(Dataset entries)
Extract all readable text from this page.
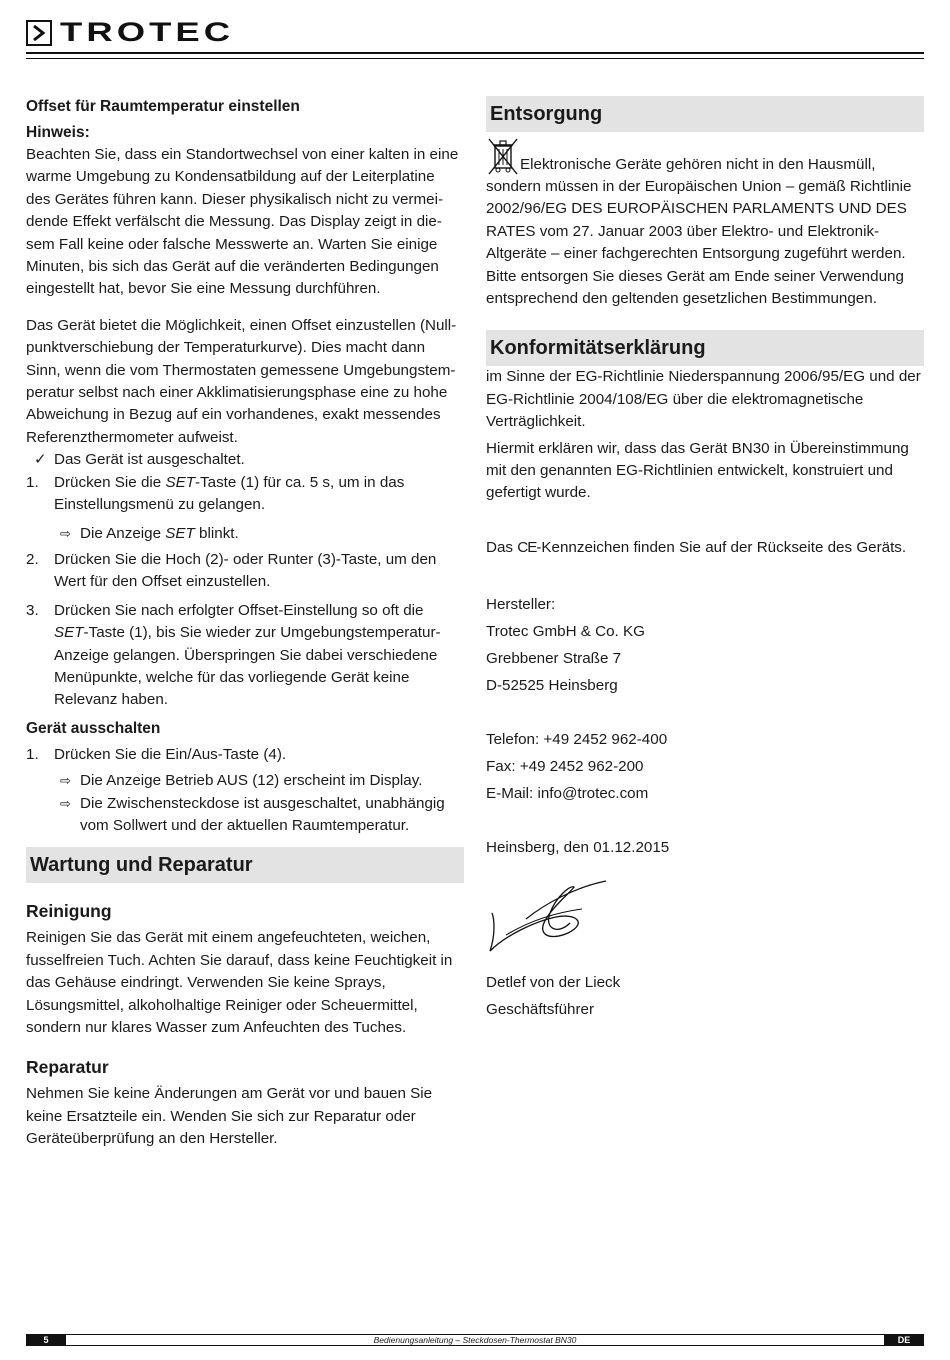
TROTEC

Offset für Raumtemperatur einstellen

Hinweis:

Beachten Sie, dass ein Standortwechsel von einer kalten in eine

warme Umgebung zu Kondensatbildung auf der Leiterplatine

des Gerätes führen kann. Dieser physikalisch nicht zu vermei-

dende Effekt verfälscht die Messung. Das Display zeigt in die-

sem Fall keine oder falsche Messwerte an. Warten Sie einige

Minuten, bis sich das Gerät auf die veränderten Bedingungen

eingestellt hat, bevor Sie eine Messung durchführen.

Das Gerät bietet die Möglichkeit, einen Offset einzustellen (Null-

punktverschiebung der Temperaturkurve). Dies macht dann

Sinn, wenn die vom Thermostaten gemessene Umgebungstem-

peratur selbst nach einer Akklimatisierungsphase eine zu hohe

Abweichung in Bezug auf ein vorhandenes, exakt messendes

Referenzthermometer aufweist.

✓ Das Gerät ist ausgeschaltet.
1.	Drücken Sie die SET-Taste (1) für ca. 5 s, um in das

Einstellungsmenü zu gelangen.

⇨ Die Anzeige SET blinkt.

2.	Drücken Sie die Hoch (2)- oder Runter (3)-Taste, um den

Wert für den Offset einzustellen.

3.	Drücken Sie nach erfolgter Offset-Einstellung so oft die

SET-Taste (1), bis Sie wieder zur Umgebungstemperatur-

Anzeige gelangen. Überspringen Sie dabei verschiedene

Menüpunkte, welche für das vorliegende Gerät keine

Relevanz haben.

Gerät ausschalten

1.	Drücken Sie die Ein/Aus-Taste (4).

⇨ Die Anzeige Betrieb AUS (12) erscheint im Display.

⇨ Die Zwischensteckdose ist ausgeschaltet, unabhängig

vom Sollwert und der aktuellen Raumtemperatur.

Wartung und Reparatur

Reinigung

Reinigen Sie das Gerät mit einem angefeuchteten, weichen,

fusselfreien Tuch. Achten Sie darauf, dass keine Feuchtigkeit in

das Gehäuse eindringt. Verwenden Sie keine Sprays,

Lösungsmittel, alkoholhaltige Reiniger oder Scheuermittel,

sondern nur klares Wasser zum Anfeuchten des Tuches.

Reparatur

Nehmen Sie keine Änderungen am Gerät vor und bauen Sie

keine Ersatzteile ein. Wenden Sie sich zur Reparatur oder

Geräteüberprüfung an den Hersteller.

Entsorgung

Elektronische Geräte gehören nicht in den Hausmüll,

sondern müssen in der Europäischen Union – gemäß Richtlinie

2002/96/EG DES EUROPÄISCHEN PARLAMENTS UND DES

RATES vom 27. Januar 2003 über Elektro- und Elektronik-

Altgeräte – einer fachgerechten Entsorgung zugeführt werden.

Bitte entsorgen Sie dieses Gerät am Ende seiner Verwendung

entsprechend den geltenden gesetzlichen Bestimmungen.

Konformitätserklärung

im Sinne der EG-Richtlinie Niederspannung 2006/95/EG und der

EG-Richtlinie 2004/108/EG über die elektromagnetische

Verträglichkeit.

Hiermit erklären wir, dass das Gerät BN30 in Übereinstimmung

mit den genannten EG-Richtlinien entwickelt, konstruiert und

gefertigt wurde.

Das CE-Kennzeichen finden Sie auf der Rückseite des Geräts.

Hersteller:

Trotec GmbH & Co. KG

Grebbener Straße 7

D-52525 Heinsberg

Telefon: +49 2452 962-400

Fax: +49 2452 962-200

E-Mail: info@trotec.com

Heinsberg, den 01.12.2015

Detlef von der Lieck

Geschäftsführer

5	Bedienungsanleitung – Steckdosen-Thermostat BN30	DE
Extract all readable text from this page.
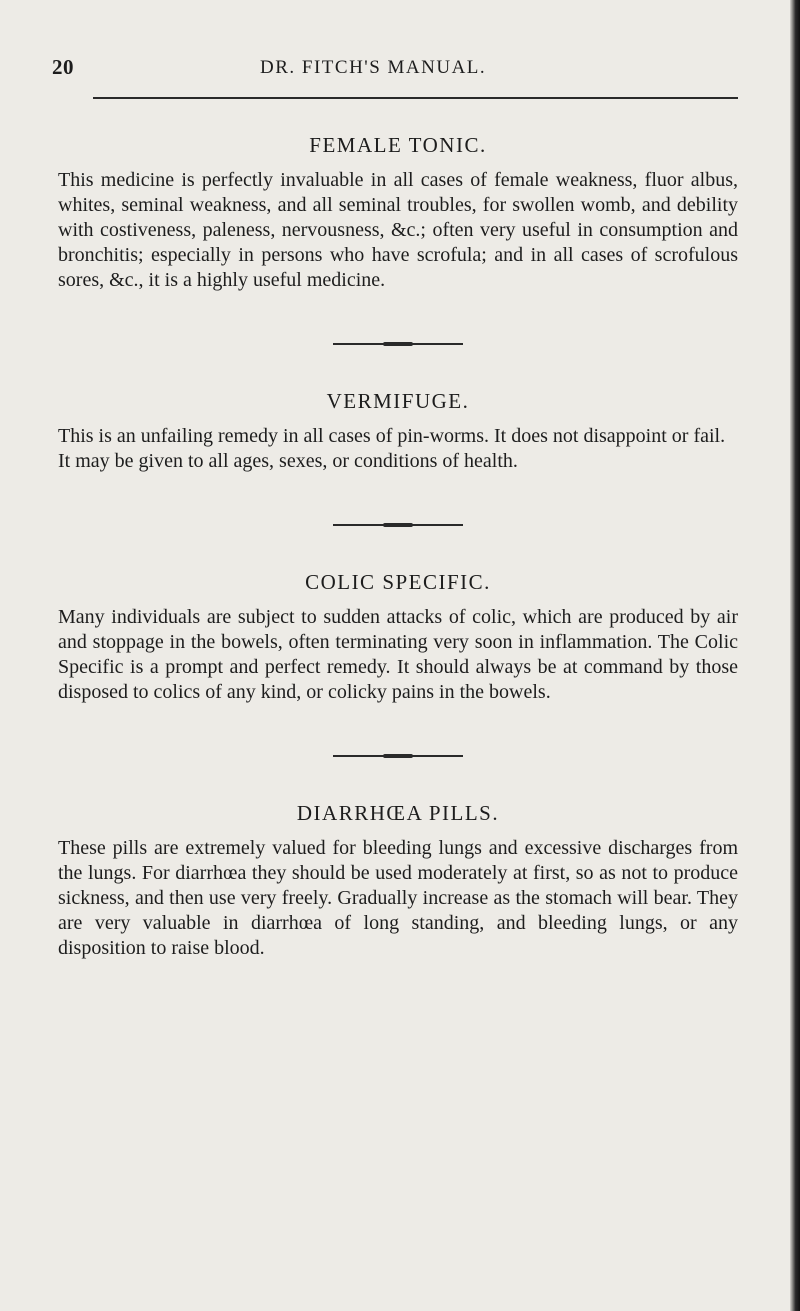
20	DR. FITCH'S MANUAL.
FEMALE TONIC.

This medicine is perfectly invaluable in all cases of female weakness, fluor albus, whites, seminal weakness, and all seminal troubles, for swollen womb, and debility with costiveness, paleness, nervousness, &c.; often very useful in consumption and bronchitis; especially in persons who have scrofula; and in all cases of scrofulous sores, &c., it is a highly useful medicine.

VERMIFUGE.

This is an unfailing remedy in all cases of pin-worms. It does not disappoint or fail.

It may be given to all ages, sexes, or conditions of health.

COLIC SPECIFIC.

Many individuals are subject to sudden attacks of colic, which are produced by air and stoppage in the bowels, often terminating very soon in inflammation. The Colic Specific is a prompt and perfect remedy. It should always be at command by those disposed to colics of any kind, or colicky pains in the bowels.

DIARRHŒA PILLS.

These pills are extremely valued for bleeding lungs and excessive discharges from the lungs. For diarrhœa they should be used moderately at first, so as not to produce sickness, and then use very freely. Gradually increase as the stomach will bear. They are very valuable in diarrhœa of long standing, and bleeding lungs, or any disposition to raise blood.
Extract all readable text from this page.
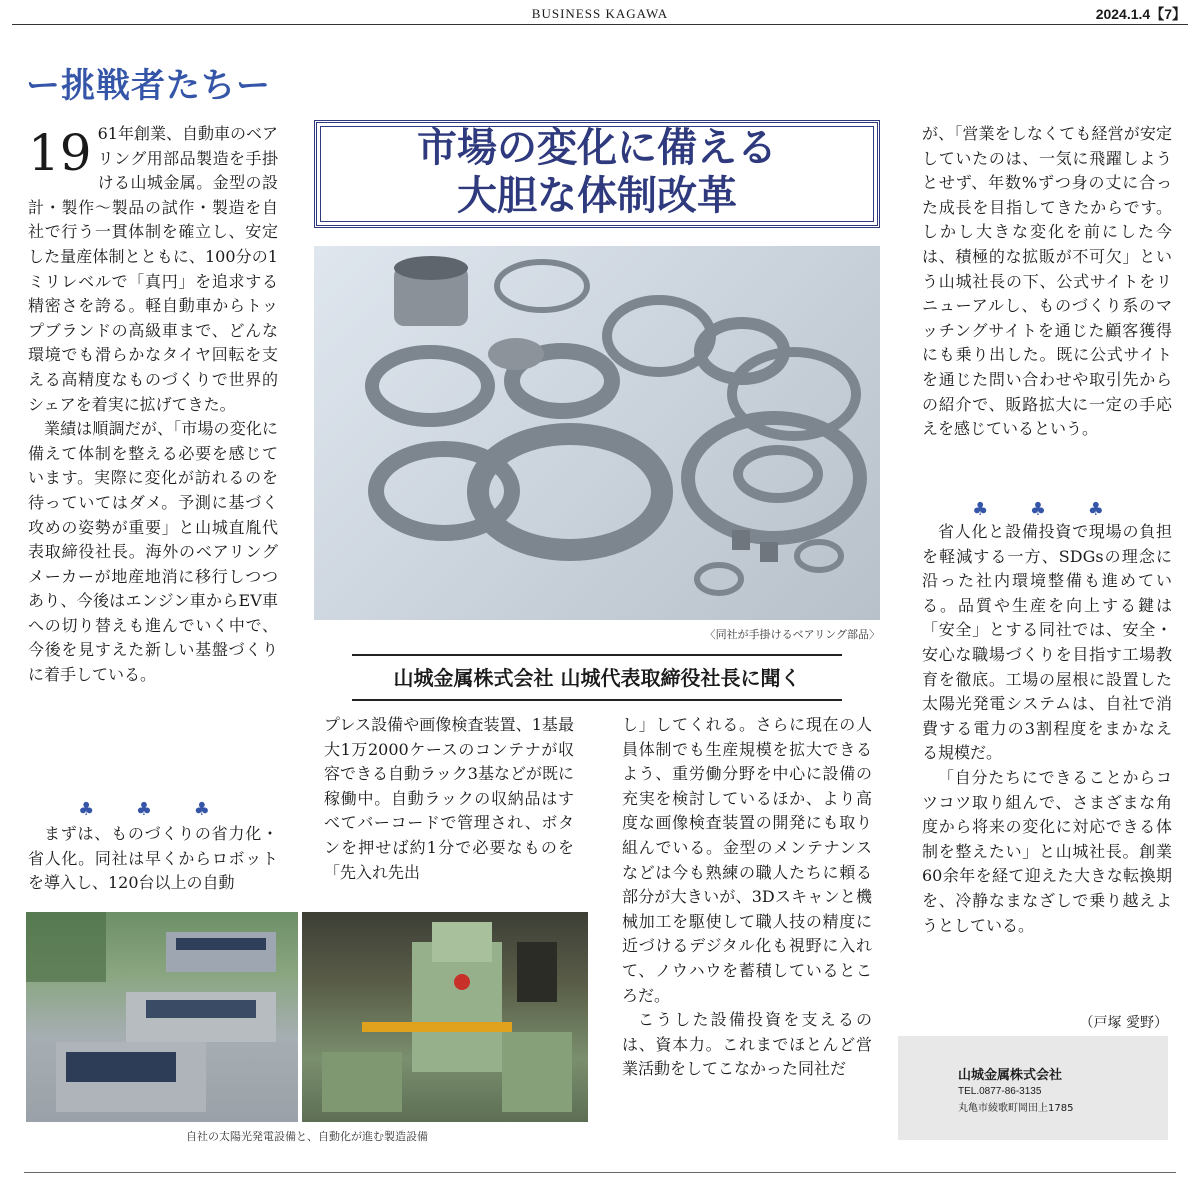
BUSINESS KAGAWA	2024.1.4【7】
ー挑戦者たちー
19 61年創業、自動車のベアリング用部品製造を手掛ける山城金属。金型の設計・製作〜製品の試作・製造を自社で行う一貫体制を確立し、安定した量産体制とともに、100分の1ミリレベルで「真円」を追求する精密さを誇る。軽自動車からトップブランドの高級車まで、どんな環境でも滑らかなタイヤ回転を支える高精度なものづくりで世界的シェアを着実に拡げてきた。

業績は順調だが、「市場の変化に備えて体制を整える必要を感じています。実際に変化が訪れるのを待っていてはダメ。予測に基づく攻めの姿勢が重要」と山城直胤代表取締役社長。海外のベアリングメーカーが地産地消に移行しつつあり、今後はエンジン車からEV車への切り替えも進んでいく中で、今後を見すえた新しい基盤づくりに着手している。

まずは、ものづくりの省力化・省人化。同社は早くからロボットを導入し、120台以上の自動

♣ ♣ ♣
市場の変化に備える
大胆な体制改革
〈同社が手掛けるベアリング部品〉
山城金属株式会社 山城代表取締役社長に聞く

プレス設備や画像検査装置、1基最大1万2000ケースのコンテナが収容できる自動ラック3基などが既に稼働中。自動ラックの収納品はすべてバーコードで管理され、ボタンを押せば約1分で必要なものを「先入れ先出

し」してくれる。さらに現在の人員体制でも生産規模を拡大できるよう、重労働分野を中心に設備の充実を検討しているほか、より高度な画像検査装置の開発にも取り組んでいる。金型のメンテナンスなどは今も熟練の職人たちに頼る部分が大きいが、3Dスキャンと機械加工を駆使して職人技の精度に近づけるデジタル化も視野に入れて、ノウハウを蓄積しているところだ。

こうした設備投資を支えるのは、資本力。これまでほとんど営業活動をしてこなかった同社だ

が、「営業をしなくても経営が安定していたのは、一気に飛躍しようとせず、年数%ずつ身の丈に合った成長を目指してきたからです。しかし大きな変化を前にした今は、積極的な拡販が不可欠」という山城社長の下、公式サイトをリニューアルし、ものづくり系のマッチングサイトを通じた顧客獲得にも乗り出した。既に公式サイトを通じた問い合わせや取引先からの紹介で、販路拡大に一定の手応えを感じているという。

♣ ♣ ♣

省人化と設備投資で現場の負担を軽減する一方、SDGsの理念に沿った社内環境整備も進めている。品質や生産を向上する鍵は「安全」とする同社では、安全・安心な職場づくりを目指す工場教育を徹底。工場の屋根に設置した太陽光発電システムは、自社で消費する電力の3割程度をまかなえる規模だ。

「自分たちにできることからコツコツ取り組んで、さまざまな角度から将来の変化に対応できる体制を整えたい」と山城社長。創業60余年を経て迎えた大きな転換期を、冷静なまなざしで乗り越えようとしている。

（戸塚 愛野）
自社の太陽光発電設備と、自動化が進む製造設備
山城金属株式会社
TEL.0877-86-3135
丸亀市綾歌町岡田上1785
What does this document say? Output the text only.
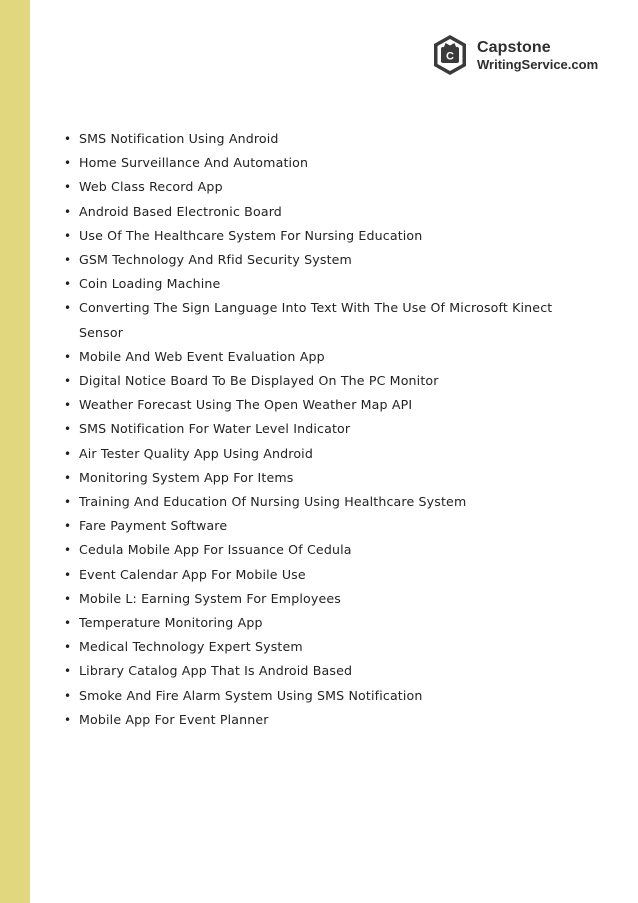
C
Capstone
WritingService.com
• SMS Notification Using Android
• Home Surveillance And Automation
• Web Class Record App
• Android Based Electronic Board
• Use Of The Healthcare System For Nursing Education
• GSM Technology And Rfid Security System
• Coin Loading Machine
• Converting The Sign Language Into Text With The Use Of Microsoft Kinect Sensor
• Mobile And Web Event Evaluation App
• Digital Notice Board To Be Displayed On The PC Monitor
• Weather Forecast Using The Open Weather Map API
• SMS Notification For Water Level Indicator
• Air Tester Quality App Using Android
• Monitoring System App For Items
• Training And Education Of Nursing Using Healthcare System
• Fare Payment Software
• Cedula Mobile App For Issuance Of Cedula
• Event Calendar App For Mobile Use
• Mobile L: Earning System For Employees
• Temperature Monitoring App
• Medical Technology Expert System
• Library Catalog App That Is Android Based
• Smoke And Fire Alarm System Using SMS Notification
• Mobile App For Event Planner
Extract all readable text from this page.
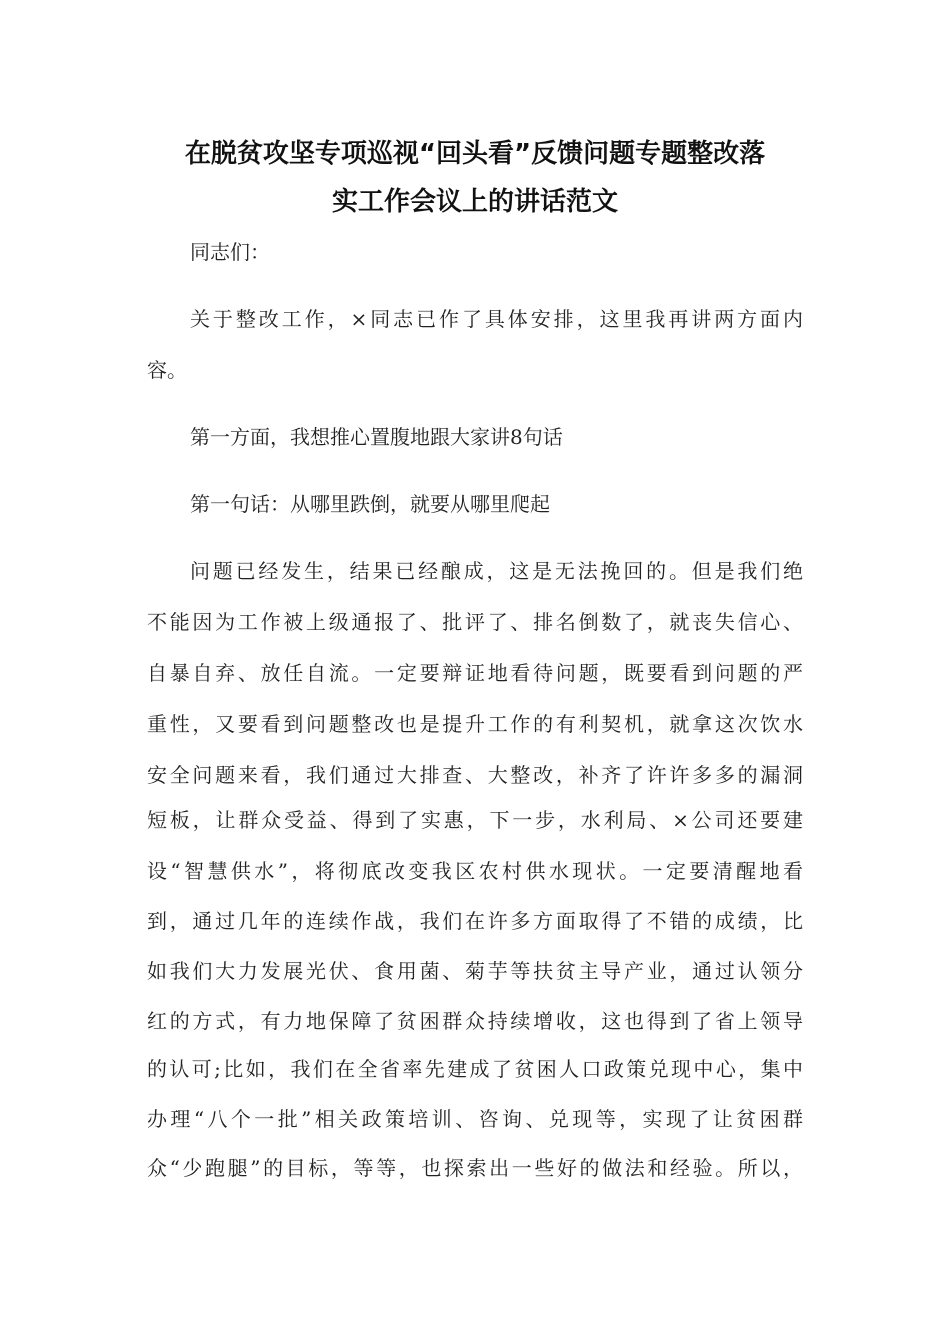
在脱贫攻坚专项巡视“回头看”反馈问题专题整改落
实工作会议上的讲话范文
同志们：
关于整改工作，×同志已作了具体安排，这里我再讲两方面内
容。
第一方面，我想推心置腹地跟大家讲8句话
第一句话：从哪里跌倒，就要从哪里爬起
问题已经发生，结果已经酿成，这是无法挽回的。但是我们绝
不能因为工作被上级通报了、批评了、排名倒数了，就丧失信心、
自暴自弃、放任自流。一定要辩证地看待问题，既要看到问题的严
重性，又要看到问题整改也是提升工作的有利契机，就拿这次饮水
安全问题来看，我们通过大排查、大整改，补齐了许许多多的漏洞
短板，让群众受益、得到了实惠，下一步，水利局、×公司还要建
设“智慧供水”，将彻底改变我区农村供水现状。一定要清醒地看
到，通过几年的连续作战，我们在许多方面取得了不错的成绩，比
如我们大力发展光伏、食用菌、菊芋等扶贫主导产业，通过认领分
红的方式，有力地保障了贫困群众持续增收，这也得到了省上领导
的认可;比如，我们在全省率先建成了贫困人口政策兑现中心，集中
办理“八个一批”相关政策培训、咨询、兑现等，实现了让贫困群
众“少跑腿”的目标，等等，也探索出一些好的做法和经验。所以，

Aim
Only the number is wanted: how many lines in the data include the string "nach"?

Solution to the problem
2